:: Exercise prompt ::
The entries below should be output exactly as written.

:: Provided data ::
★ ★ ★ ★ ★ ★ ★
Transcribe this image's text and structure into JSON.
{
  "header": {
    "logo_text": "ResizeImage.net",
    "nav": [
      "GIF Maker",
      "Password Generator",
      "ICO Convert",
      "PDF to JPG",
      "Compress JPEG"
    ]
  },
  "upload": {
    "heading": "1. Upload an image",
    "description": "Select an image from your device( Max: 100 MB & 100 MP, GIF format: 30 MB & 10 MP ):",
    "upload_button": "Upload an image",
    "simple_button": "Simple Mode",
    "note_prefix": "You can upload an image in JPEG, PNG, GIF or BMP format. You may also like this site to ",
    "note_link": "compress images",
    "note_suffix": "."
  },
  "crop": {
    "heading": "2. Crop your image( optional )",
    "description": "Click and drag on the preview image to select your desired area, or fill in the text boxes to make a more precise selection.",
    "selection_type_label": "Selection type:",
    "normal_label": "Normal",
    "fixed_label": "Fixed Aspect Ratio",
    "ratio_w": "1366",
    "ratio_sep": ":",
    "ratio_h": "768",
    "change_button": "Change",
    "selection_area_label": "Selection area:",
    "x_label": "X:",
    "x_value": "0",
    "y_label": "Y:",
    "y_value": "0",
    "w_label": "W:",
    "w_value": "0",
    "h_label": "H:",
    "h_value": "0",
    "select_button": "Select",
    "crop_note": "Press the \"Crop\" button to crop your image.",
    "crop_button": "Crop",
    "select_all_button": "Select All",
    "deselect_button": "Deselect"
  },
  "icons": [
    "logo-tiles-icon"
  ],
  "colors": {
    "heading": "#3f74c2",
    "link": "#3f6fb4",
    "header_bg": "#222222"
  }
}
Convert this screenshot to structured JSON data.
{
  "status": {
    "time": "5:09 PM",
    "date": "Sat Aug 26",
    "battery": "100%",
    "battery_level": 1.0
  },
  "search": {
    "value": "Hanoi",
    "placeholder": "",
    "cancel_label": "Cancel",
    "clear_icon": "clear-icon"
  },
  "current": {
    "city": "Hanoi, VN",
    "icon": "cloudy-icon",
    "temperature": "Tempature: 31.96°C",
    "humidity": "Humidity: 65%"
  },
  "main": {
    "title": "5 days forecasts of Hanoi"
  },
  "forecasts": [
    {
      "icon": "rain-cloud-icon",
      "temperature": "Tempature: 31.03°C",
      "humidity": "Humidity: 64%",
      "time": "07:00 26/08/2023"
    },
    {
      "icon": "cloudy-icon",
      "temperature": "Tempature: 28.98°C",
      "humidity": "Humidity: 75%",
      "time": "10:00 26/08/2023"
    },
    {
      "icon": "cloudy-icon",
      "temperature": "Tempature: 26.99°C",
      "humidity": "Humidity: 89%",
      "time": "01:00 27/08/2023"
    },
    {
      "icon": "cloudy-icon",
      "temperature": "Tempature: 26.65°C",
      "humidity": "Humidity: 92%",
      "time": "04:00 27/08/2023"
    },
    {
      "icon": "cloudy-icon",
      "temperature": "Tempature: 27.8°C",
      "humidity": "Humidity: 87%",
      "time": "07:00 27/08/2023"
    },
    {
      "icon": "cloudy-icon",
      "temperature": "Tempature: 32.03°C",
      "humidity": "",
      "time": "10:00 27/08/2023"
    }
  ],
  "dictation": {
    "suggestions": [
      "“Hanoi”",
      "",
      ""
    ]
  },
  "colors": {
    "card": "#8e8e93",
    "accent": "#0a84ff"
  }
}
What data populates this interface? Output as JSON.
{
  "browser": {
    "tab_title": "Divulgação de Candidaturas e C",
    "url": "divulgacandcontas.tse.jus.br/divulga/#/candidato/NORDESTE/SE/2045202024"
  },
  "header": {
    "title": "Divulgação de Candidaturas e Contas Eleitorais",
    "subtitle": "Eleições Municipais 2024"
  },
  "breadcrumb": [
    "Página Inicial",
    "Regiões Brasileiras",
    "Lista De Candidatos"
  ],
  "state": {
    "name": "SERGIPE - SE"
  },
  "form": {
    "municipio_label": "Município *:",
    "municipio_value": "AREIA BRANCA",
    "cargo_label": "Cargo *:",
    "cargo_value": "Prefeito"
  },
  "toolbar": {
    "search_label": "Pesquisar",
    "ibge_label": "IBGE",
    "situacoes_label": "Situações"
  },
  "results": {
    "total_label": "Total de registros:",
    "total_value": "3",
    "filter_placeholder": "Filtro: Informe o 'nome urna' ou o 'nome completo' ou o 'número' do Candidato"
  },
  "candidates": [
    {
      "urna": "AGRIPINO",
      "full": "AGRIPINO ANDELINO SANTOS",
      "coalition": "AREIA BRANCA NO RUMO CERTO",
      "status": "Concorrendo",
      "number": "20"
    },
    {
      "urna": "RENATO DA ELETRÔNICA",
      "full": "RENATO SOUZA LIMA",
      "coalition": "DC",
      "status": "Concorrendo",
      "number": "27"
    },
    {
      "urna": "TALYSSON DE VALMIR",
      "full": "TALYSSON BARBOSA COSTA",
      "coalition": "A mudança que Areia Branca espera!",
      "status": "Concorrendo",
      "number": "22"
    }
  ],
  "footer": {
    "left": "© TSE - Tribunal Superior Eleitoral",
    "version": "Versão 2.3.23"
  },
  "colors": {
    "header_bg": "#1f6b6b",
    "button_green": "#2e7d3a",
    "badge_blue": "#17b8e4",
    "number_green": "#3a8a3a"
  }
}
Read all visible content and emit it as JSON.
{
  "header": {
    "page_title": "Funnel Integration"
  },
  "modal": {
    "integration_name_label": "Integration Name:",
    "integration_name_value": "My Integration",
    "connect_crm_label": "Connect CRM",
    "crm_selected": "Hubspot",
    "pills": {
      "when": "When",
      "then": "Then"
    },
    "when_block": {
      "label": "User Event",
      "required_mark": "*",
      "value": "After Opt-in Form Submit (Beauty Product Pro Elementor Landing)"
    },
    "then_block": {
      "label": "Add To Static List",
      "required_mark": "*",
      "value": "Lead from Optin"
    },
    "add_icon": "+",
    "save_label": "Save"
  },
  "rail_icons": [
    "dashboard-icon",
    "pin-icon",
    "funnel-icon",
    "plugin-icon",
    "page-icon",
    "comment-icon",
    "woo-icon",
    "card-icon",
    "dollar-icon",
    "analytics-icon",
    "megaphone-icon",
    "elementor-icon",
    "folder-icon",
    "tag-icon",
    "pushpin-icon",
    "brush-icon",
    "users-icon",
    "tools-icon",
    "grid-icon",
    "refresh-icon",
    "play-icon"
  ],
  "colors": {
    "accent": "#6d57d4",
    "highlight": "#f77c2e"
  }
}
★ ★ ★ ★ ★ ★ ★
:: The reply ::
Transcribe this image's text and structure into JSON.
{
  "header": {
    "logo_text": "ResizeImage.net",
    "nav": [
      "GIF Maker",
      "Password Generator",
      "ICO Convert",
      "PDF to JPG",
      "Compress JPEG"
    ]
  },
  "upload": {
    "heading": "1. Upload an image",
    "description": "Select an image from your device( Max: 100 MB & 100 MP, GIF format: 30 MB & 10 MP ):",
    "upload_button": "Upload an image",
    "simple_button": "Simple Mode",
    "note_prefix": "You can upload an image in JPEG, PNG, GIF or BMP format. You may also like this site to ",
    "note_link": "compress images",
    "note_suffix": "."
  },
  "crop": {
    "heading": "2. Crop your image( optional )",
    "description": "Click and drag on the preview image to select your desired area, or fill in the text boxes to make a more precise selection.",
    "selection_type_label": "Selection type:",
    "normal_label": "Normal",
    "fixed_label": "Fixed Aspect Ratio",
    "ratio_w": "1366",
    "ratio_sep": ":",
    "ratio_h": "768",
    "change_button": "Change",
    "selection_area_label": "Selection area:",
    "x_label": "X:",
    "x_value": "0",
    "y_label": "Y:",
    "y_value": "0",
    "w_label": "W:",
    "w_value": "0",
    "h_label": "H:",
    "h_value": "0",
    "select_button": "Select",
    "crop_note": "Press the \"Crop\" button to crop your image.",
    "crop_button": "Crop",
    "select_all_button": "Select All",
    "deselect_button": "Deselect"
  },
  "icons": [
    "logo-tiles-icon"
  ],
  "colors": {
    "heading": "#3f74c2",
    "link": "#3f6fb4",
    "header_bg": "#222222"
  }
}
Convert this screenshot to structured JSON data.
{
  "status": {
    "time": "5:09 PM",
    "date": "Sat Aug 26",
    "battery": "100%",
    "battery_level": 1.0
  },
  "search": {
    "value": "Hanoi",
    "placeholder": "",
    "cancel_label": "Cancel",
    "clear_icon": "clear-icon"
  },
  "current": {
    "city": "Hanoi, VN",
    "icon": "cloudy-icon",
    "temperature": "Tempature: 31.96°C",
    "humidity": "Humidity: 65%"
  },
  "main": {
    "title": "5 days forecasts of Hanoi"
  },
  "forecasts": [
    {
      "icon": "rain-cloud-icon",
      "temperature": "Tempature: 31.03°C",
      "humidity": "Humidity: 64%",
      "time": "07:00 26/08/2023"
    },
    {
      "icon": "cloudy-icon",
      "temperature": "Tempature: 28.98°C",
      "humidity": "Humidity: 75%",
      "time": "10:00 26/08/2023"
    },
    {
      "icon": "cloudy-icon",
      "temperature": "Tempature: 26.99°C",
      "humidity": "Humidity: 89%",
      "time": "01:00 27/08/2023"
    },
    {
      "icon": "cloudy-icon",
      "temperature": "Tempature: 26.65°C",
      "humidity": "Humidity: 92%",
      "time": "04:00 27/08/2023"
    },
    {
      "icon": "cloudy-icon",
      "temperature": "Tempature: 27.8°C",
      "humidity": "Humidity: 87%",
      "time": "07:00 27/08/2023"
    },
    {
      "icon": "cloudy-icon",
      "temperature": "Tempature: 32.03°C",
      "humidity": "",
      "time": "10:00 27/08/2023"
    }
  ],
  "dictation": {
    "suggestions": [
      "“Hanoi”",
      "",
      ""
    ]
  },
  "colors": {
    "card": "#8e8e93",
    "accent": "#0a84ff"
  }
}
What data populates this interface? Output as JSON.
{
  "browser": {
    "tab_title": "Divulgação de Candidaturas e C",
    "url": "divulgacandcontas.tse.jus.br/divulga/#/candidato/NORDESTE/SE/2045202024"
  },
  "header": {
    "title": "Divulgação de Candidaturas e Contas Eleitorais",
    "subtitle": "Eleições Municipais 2024"
  },
  "breadcrumb": [
    "Página Inicial",
    "Regiões Brasileiras",
    "Lista De Candidatos"
  ],
  "state": {
    "name": "SERGIPE - SE"
  },
  "form": {
    "municipio_label": "Município *:",
    "municipio_value": "AREIA BRANCA",
    "cargo_label": "Cargo *:",
    "cargo_value": "Prefeito"
  },
  "toolbar": {
    "search_label": "Pesquisar",
    "ibge_label": "IBGE",
    "situacoes_label": "Situações"
  },
  "results": {
    "total_label": "Total de registros:",
    "total_value": "3",
    "filter_placeholder": "Filtro: Informe o 'nome urna' ou o 'nome completo' ou o 'número' do Candidato"
  },
  "candidates": [
    {
      "urna": "AGRIPINO",
      "full": "AGRIPINO ANDELINO SANTOS",
      "coalition": "AREIA BRANCA NO RUMO CERTO",
      "status": "Concorrendo",
      "number": "20"
    },
    {
      "urna": "RENATO DA ELETRÔNICA",
      "full": "RENATO SOUZA LIMA",
      "coalition": "DC",
      "status": "Concorrendo",
      "number": "27"
    },
    {
      "urna": "TALYSSON DE VALMIR",
      "full": "TALYSSON BARBOSA COSTA",
      "coalition": "A mudança que Areia Branca espera!",
      "status": "Concorrendo",
      "number": "22"
    }
  ],
  "footer": {
    "left": "© TSE - Tribunal Superior Eleitoral",
    "version": "Versão 2.3.23"
  },
  "colors": {
    "header_bg": "#1f6b6b",
    "button_green": "#2e7d3a",
    "badge_blue": "#17b8e4",
    "number_green": "#3a8a3a"
  }
}
Read all visible content and emit it as JSON.
{
  "header": {
    "page_title": "Funnel Integration"
  },
  "modal": {
    "integration_name_label": "Integration Name:",
    "integration_name_value": "My Integration",
    "connect_crm_label": "Connect CRM",
    "crm_selected": "Hubspot",
    "pills": {
      "when": "When",
      "then": "Then"
    },
    "when_block": {
      "label": "User Event",
      "required_mark": "*",
      "value": "After Opt-in Form Submit (Beauty Product Pro Elementor Landing)"
    },
    "then_block": {
      "label": "Add To Static List",
      "required_mark": "*",
      "value": "Lead from Optin"
    },
    "add_icon": "+",
    "save_label": "Save"
  },
  "rail_icons": [
    "dashboard-icon",
    "pin-icon",
    "funnel-icon",
    "plugin-icon",
    "page-icon",
    "comment-icon",
    "woo-icon",
    "card-icon",
    "dollar-icon",
    "analytics-icon",
    "megaphone-icon",
    "elementor-icon",
    "folder-icon",
    "tag-icon",
    "pushpin-icon",
    "brush-icon",
    "users-icon",
    "tools-icon",
    "grid-icon",
    "refresh-icon",
    "play-icon"
  ],
  "colors": {
    "accent": "#6d57d4",
    "highlight": "#f77c2e"
  }
}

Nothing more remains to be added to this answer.